Task to complete ::
Can you find the lines of the listing that include "аккредитации" and copy every one?

Stored entries:
******************************
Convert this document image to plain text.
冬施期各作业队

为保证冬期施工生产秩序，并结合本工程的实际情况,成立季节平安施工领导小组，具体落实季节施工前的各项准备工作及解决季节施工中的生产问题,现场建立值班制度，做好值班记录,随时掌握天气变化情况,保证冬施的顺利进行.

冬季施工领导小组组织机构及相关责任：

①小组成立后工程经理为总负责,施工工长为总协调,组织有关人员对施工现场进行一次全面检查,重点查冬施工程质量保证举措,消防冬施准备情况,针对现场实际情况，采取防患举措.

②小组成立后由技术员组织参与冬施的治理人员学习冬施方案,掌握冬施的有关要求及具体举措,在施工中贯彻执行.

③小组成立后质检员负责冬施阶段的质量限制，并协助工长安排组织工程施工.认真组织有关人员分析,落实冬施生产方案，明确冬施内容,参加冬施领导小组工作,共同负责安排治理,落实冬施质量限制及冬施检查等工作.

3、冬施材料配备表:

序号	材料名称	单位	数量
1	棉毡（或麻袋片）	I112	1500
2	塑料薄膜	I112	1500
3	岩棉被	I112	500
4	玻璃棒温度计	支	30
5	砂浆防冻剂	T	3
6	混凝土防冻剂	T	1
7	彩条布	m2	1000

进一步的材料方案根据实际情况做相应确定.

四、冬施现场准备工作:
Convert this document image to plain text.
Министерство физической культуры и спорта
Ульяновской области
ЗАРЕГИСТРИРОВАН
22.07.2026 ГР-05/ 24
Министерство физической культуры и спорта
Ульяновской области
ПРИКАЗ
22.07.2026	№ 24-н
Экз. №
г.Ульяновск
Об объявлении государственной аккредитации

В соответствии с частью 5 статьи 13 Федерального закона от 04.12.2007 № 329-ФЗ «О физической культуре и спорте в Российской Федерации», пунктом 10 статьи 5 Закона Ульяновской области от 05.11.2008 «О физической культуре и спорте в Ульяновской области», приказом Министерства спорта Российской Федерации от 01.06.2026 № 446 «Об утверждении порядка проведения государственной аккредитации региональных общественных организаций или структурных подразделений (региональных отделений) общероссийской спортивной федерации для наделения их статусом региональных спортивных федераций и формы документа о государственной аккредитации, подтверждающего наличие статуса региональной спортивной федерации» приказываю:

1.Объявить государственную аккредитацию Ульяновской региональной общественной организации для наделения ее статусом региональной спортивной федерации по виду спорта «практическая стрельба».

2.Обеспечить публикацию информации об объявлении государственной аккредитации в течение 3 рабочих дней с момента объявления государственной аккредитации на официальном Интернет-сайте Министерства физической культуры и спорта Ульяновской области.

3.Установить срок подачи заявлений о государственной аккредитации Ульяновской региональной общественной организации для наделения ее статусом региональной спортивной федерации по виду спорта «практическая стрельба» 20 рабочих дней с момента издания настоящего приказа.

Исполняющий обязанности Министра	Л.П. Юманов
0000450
******************************
Response to this exercise ::
Об объявлении государственной аккредитации
В соответствии с частью 5 статьи 13 Федерального закона от 04.12.2007 № 329-ФЗ «О физической культуре и спорте в Российской Федерации», пунктом 10 статьи 5 Закона Ульяновской области от 05.11.2008 «О физической культуре и спорте в Ульяновской области», приказом Министерства спорта Российской Федерации от 01.06.2026 № 446 «Об утверждении порядка проведения государственной аккредитации региональных общественных организаций или структурных подразделений (региональных отделений) общероссийской спортивной федерации для наделения их статусом региональных спортивных федераций и формы документа о государственной аккредитации, подтверждающего наличие статуса региональной спортивной федерации» приказываю:
2.Обеспечить публикацию информации об объявлении государственной аккредитации в течение 3 рабочих дней с момента объявления государственной аккредитации на официальном Интернет-сайте Министерства физической культуры и спорта Ульяновской области.
3.Установить срок подачи заявлений о государственной аккредитации Ульяновской региональной общественной организации для наделения ее статусом региональной спортивной федерации по виду спорта «практическая стрельба» 20 рабочих дней с момента издания настоящего приказа.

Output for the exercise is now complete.